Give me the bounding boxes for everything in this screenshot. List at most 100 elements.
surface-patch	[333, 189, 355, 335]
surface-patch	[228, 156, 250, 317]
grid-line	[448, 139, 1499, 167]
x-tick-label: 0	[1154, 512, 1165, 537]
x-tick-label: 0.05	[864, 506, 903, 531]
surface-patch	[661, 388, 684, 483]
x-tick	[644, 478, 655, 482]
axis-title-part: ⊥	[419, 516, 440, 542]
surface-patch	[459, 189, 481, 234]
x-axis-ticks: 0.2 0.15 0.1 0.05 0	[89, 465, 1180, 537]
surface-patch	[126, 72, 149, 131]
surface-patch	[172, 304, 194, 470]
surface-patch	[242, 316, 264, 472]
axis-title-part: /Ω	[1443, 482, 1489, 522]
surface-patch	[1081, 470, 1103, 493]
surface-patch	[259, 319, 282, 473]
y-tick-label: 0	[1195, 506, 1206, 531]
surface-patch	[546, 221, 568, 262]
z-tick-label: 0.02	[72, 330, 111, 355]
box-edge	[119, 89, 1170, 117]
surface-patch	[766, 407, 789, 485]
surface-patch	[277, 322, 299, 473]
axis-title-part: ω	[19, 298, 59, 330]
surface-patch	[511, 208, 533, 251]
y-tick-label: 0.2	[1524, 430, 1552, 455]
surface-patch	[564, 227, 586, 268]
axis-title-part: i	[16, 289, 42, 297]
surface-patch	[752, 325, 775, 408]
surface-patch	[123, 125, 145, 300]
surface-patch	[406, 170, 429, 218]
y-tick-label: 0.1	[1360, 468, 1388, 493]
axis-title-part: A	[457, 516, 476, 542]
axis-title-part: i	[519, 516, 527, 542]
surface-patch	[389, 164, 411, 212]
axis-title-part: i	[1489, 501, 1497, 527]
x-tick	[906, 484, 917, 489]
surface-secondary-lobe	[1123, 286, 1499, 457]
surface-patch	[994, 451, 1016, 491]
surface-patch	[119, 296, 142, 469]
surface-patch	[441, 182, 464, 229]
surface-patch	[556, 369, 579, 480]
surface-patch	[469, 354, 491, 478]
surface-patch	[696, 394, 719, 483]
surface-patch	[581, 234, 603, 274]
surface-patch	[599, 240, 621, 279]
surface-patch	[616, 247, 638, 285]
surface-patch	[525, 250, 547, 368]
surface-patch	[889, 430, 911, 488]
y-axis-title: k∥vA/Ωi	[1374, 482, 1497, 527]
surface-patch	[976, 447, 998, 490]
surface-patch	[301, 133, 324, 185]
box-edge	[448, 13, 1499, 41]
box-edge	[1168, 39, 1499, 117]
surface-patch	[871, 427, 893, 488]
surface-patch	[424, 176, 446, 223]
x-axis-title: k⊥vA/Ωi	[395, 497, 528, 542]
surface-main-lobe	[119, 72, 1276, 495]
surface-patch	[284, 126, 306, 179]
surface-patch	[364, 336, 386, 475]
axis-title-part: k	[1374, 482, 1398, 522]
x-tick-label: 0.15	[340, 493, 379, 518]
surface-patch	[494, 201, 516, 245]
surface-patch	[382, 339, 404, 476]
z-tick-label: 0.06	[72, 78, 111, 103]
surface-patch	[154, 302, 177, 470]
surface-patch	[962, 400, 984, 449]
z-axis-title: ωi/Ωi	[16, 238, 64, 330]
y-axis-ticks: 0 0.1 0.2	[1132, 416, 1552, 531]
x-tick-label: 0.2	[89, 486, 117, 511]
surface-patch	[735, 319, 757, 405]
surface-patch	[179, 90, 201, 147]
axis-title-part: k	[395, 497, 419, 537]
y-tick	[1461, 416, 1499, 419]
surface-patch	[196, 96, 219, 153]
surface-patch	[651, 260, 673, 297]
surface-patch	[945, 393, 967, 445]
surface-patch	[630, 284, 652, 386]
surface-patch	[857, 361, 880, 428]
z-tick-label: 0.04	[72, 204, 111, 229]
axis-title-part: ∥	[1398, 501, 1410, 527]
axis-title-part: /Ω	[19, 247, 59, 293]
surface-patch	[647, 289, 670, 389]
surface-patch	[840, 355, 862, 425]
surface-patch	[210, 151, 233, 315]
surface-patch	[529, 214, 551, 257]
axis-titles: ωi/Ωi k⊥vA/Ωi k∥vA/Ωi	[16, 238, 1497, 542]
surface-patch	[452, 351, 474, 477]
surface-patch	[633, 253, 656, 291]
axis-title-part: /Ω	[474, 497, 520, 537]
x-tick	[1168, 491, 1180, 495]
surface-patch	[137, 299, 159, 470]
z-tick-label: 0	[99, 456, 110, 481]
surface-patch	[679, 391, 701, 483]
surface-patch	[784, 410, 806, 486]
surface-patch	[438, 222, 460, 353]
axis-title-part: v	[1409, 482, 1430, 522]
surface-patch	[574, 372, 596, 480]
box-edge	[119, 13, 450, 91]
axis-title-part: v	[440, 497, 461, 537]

══════════════════════════════

Repeat all of the entries above with every occurrence of "surface-patch" replaced by "mesh-patch", keeping everything else unchanged.

Give me the bounding boxes for everything in this screenshot. List at most 100 elements.
mesh-patch	[333, 189, 355, 335]
mesh-patch	[228, 156, 250, 317]
grid-line	[448, 139, 1499, 167]
x-tick-label: 0	[1154, 512, 1165, 537]
x-tick-label: 0.05	[864, 506, 903, 531]
mesh-patch	[661, 388, 684, 483]
x-tick	[644, 478, 655, 482]
axis-title-part: ⊥	[419, 516, 440, 542]
mesh-patch	[459, 189, 481, 234]
x-axis-ticks: 0.2 0.15 0.1 0.05 0	[89, 465, 1180, 537]
mesh-patch	[126, 72, 149, 131]
mesh-patch	[172, 304, 194, 470]
mesh-patch	[242, 316, 264, 472]
axis-title-part: /Ω	[1443, 482, 1489, 522]
mesh-patch	[1081, 470, 1103, 493]
mesh-patch	[259, 319, 282, 473]
y-tick-label: 0	[1195, 506, 1206, 531]
mesh-patch	[546, 221, 568, 262]
z-tick-label: 0.02	[72, 330, 111, 355]
box-edge	[119, 89, 1170, 117]
mesh-patch	[766, 407, 789, 485]
mesh-patch	[277, 322, 299, 473]
axis-title-part: ω	[19, 298, 59, 330]
mesh-patch	[511, 208, 533, 251]
y-tick-label: 0.2	[1524, 430, 1552, 455]
mesh-patch	[564, 227, 586, 268]
axis-title-part: i	[16, 289, 42, 297]
mesh-patch	[752, 325, 775, 408]
mesh-patch	[123, 125, 145, 300]
mesh-patch	[406, 170, 429, 218]
y-tick-label: 0.1	[1360, 468, 1388, 493]
axis-title-part: A	[457, 516, 476, 542]
axis-title-part: i	[519, 516, 527, 542]
mesh-patch	[389, 164, 411, 212]
axis-title-part: i	[1489, 501, 1497, 527]
x-tick	[906, 484, 917, 489]
surface-secondary-lobe	[1123, 286, 1499, 457]
mesh-patch	[994, 451, 1016, 491]
mesh-patch	[119, 296, 142, 469]
mesh-patch	[441, 182, 464, 229]
mesh-patch	[556, 369, 579, 480]
mesh-patch	[469, 354, 491, 478]
mesh-patch	[696, 394, 719, 483]
mesh-patch	[581, 234, 603, 274]
mesh-patch	[599, 240, 621, 279]
mesh-patch	[616, 247, 638, 285]
mesh-patch	[525, 250, 547, 368]
mesh-patch	[889, 430, 911, 488]
y-axis-title: k∥vA/Ωi	[1374, 482, 1497, 527]
mesh-patch	[976, 447, 998, 490]
mesh-patch	[301, 133, 324, 185]
box-edge	[448, 13, 1499, 41]
box-edge	[1168, 39, 1499, 117]
mesh-patch	[871, 427, 893, 488]
mesh-patch	[424, 176, 446, 223]
x-axis-title: k⊥vA/Ωi	[395, 497, 528, 542]
surface-main-lobe	[119, 72, 1276, 495]
mesh-patch	[284, 126, 306, 179]
mesh-patch	[364, 336, 386, 475]
axis-title-part: k	[1374, 482, 1398, 522]
x-tick-label: 0.15	[340, 493, 379, 518]
mesh-patch	[494, 201, 516, 245]
mesh-patch	[382, 339, 404, 476]
z-tick-label: 0.06	[72, 78, 111, 103]
mesh-patch	[154, 302, 177, 470]
mesh-patch	[962, 400, 984, 449]
z-axis-title: ωi/Ωi	[16, 238, 64, 330]
y-axis-ticks: 0 0.1 0.2	[1132, 416, 1552, 531]
x-tick-label: 0.2	[89, 486, 117, 511]
mesh-patch	[735, 319, 757, 405]
mesh-patch	[179, 90, 201, 147]
axis-title-part: k	[395, 497, 419, 537]
y-tick	[1461, 416, 1499, 419]
mesh-patch	[196, 96, 219, 153]
mesh-patch	[651, 260, 673, 297]
mesh-patch	[945, 393, 967, 445]
mesh-patch	[630, 284, 652, 386]
mesh-patch	[857, 361, 880, 428]
z-tick-label: 0.04	[72, 204, 111, 229]
axis-title-part: ∥	[1398, 501, 1410, 527]
axis-title-part: /Ω	[19, 247, 59, 293]
mesh-patch	[647, 289, 670, 389]
mesh-patch	[840, 355, 862, 425]
mesh-patch	[210, 151, 233, 315]
mesh-patch	[529, 214, 551, 257]
axis-titles: ωi/Ωi k⊥vA/Ωi k∥vA/Ωi	[16, 238, 1497, 542]
mesh-patch	[452, 351, 474, 477]
mesh-patch	[633, 253, 656, 291]
axis-title-part: /Ω	[474, 497, 520, 537]
x-tick	[1168, 491, 1180, 495]
mesh-patch	[137, 299, 159, 470]
z-tick-label: 0	[99, 456, 110, 481]
mesh-patch	[679, 391, 701, 483]
mesh-patch	[784, 410, 806, 486]
mesh-patch	[438, 222, 460, 353]
axis-title-part: v	[1409, 482, 1430, 522]
mesh-patch	[574, 372, 596, 480]
box-edge	[119, 13, 450, 91]
axis-title-part: v	[440, 497, 461, 537]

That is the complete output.